### [WHAT THE EXERCISE ASKS]
Gather every line of the entries that includes the word "color".

### [GIVEN DATA]
===============

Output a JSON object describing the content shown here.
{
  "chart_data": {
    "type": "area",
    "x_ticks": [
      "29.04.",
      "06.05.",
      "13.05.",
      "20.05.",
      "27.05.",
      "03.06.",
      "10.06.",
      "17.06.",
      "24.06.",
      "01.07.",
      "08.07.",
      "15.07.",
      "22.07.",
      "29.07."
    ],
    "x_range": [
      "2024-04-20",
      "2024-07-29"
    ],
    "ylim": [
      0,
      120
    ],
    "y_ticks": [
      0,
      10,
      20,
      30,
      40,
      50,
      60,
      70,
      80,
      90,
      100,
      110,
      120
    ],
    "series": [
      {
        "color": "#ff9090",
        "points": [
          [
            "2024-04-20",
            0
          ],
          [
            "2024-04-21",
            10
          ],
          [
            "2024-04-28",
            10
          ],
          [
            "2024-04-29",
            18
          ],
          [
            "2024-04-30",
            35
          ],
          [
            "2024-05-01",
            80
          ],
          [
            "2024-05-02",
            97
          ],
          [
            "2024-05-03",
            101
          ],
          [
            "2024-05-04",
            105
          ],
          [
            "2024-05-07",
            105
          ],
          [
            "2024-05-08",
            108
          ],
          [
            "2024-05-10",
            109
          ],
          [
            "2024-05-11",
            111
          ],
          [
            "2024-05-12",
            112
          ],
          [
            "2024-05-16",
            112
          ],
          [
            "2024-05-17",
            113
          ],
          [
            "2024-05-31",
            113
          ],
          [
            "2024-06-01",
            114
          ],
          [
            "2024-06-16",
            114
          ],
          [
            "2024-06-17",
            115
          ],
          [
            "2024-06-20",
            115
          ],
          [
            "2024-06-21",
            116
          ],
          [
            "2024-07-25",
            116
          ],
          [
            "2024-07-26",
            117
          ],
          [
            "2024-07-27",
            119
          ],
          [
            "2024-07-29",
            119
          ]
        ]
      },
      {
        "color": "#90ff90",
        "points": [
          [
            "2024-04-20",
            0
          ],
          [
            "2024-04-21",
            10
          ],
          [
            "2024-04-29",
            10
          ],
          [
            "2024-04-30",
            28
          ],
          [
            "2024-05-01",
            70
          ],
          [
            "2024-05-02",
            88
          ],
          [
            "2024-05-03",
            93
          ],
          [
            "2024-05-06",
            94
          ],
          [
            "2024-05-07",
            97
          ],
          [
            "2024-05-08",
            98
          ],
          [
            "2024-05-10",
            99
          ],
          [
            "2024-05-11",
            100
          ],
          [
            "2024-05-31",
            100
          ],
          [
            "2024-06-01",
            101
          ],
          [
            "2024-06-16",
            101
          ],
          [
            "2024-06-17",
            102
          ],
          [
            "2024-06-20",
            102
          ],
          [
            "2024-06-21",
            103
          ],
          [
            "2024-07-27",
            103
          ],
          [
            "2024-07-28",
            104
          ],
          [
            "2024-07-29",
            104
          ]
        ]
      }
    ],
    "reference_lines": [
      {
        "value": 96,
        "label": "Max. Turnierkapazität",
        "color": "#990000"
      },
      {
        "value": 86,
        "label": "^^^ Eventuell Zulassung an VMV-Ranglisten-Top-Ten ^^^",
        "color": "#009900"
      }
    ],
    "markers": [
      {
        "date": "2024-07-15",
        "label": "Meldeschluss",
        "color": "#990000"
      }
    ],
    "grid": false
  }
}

===============

### [WORKED ANSWER]
        "color": "#ff9090",
        "color": "#90ff90",
        "color": "#990000"
        "color": "#009900"
        "color": "#990000"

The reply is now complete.